City hub: In Shanghvi’s story, there’s a restaurant in south Bombay called Gatsby, reminiscent of Indigo. Madhu Kapparath / Mint Premium

City hub: In Shanghvi’s story, there’s a restaurant in south Bombay called Gatsby, reminiscent of Indigo. Madhu Kapparath / Mint

Siddharth Dhanvant Shanghvi’s first overwhelmingly verbose and florid novel was called The Last Song of Dusk, and when, early on in his new book, we read that “On Tuesday morning a big fat sun careened through thick layers of cloud, revealing a sky the colour of joy", we know the writer is still composing gushing odes to mornings and evenings. Indeed, it is hard to think of another Indian writer in English who can match Shanghvi for crimes against the language: his alarmingly bad metaphors, his bewildering mixing of high and low registers, his excessively high pitch even when he believes he is doing understatement. But Shanghvi’s new novel is off-putting not just because we see in it a writer who has settled into his faults, and will now always perpetuate them. What is worse is that he does not even seem to be aware of what his strengths are.

City hub: In Shanghvi’s story, there’s a restaurant in south Bombay called Gatsby, reminiscent of Indigo. Madhu Kapparath / Mint

Karan, newly arrived from Shimla, is dazzled by Bombay. His dream—and this is also clearly Shanghvi’s dream, though realized very self-consciously and jarringly—is to create “an epic record of the city" with his camera, an encyclopedia of its moods, characters and possibilities. Karan’s relationships with the three others all contribute, in their own way and at their own pace, to the deepening of his vision.

Shanghvi can be insightful when working within this field of human striving and desire. When, for instance, Rhea, many years after her marriage has broken up, looks back at the wonder of it and thinks, simply, that “Love is good luck", the truth of this modest thought surprises us. When Samar dies of AIDS, and Karan says of him that “Even if he couldn’t save what he had loved, loving them had saved him", we are moved by this.

But Shanghvi is so desperate to capture the rumble of the city and the evils of this world that he continually leads his own writing away from good places into black holes. His worst move is to turn a crucial event in the book, the death of Zaira, into a ham-handed reprisal of the infamous Jessica Lall murder case, complete with scheming politicians thuggishly working the system, a witness who claims he does not understand Hindi, and a fashion designer and her socialite mother who seek to derive social capital from the tragic affair.

Exercise set:
(A) Name every character from Shanghvi's new novel who is mentioned by name in the review.
(B) Return the portion of the review that begins at the words "Siddharth Dhanvant Shanghvi’s" and stops after the words "his strengths are.".

Entries:
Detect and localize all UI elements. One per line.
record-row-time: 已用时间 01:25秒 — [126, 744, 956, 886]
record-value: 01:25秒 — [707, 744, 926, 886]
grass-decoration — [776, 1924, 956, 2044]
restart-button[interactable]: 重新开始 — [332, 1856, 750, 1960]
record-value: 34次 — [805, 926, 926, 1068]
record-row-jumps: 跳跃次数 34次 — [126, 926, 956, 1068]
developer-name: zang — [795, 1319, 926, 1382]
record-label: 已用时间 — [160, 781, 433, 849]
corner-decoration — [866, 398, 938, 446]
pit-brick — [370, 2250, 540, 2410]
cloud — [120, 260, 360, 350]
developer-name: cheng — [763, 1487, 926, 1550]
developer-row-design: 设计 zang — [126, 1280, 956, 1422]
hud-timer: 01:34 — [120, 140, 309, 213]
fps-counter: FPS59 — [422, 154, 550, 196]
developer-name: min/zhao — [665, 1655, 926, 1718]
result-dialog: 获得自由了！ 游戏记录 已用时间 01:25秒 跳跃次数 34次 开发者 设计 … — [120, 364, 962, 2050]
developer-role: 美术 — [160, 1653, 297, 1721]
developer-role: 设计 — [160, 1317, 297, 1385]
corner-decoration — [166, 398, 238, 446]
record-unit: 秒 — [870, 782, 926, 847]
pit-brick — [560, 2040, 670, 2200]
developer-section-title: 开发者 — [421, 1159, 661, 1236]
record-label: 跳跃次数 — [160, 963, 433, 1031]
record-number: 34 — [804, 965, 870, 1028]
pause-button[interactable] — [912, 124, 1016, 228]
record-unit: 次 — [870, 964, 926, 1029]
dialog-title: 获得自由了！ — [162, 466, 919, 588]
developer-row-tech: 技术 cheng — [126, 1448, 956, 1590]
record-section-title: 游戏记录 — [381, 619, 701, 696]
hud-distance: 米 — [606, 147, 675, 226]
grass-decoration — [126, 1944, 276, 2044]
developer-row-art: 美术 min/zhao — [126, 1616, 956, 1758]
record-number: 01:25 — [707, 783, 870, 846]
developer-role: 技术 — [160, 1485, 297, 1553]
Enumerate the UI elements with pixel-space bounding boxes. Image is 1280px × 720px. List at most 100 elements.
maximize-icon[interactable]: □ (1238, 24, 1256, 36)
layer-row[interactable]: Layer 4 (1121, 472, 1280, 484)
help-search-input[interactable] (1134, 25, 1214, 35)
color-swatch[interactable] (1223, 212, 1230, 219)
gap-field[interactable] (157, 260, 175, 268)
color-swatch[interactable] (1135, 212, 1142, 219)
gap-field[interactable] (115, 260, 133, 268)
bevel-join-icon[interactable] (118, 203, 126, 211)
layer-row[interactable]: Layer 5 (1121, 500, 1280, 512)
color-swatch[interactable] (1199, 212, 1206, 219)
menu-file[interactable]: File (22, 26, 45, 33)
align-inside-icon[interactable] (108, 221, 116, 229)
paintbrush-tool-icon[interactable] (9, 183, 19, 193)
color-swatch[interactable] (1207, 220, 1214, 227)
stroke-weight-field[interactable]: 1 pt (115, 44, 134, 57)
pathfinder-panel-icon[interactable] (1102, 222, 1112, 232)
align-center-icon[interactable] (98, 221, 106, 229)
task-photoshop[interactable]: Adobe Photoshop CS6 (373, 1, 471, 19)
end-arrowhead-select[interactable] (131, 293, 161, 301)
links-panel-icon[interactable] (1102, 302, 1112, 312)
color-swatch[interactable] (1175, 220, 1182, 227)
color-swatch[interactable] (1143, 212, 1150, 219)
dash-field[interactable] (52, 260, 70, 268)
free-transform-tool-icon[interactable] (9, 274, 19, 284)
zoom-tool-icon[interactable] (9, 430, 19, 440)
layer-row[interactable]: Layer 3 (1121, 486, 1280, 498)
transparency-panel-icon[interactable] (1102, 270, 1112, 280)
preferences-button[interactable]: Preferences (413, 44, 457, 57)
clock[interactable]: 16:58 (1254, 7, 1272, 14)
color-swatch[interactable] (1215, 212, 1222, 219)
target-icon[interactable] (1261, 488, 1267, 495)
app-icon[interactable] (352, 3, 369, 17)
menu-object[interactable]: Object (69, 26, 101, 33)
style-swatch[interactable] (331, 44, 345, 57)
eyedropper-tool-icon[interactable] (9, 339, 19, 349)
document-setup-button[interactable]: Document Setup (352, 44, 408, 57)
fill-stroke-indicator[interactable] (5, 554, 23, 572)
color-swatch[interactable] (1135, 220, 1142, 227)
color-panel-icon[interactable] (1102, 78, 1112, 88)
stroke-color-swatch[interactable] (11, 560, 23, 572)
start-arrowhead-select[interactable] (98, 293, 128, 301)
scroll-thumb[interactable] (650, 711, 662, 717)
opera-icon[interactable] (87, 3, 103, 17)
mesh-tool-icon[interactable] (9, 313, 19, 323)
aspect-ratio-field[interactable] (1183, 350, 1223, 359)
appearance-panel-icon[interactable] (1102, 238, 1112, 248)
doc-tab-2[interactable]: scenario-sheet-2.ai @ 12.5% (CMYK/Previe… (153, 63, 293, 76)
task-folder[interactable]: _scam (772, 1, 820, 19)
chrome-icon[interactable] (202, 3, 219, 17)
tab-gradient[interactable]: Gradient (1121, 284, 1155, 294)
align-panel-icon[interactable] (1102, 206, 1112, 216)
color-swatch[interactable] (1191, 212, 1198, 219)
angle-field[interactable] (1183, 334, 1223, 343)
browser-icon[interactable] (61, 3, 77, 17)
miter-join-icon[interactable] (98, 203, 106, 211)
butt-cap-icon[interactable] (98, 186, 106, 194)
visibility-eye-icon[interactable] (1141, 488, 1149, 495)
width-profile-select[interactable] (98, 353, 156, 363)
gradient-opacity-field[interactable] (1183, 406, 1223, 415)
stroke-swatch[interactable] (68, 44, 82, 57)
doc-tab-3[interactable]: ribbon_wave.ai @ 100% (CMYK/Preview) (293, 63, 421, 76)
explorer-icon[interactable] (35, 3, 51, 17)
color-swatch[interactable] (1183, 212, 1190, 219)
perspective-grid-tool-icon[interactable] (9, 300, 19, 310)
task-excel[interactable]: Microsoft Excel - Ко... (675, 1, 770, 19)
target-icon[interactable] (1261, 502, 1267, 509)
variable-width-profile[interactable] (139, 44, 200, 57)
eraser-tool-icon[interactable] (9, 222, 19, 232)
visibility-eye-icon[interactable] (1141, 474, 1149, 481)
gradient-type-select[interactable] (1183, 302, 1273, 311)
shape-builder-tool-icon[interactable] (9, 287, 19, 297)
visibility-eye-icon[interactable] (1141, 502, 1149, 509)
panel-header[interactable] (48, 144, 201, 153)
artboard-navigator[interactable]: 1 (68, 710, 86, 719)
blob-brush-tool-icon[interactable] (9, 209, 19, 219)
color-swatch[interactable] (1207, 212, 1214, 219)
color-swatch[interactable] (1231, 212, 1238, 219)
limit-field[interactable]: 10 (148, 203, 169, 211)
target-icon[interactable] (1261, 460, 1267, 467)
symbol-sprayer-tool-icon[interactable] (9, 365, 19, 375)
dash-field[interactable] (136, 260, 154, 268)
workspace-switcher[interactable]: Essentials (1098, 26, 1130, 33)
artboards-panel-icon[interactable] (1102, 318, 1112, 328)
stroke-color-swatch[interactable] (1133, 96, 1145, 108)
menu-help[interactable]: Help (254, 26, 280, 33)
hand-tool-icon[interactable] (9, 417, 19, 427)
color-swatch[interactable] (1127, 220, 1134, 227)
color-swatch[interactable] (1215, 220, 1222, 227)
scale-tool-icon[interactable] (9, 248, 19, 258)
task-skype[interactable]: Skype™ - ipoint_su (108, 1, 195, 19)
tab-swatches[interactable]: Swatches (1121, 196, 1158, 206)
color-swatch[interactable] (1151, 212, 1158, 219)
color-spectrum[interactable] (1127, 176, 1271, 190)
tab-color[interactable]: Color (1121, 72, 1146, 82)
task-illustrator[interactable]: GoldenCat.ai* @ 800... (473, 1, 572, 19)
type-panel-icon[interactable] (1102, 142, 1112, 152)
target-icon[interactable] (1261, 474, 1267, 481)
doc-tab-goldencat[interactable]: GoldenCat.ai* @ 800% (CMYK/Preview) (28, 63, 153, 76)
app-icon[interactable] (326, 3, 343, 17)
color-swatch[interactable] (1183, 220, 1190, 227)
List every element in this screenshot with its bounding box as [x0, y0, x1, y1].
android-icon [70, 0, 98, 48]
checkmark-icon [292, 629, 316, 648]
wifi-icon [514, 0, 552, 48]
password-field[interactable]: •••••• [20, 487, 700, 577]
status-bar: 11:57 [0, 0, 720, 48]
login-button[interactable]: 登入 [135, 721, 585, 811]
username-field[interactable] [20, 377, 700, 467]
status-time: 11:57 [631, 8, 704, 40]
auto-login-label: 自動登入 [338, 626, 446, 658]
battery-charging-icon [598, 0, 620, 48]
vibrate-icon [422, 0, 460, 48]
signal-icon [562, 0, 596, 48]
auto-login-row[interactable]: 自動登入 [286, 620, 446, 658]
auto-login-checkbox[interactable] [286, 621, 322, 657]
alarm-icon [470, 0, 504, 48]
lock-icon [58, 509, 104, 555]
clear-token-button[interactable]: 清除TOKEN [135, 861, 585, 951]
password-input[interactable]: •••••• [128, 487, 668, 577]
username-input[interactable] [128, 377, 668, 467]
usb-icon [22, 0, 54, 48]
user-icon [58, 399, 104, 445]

Task solutions:
(A) Karan, Rhea, Samar, Zaira

(B)
Siddharth Dhanvant Shanghvi’s first overwhelmingly verbose and florid novel was called The Last Song of Dusk, and when, early on in his new book, we read that “On Tuesday morning a big fat sun careened through thick layers of cloud, revealing a sky the colour of joy", we know the writer is still composing gushing odes to mornings and evenings. Indeed, it is hard to think of another Indian writer in English who can match Shanghvi for crimes against the language: his alarmingly bad metaphors, his bewildering mixing of high and low registers, his excessively high pitch even when he believes he is doing understatement. But Shanghvi’s new novel is off-putting not just because we see in it a writer who has settled into his faults, and will now always perpetuate them. What is worse is that he does not even seem to be aware of what his strengths are.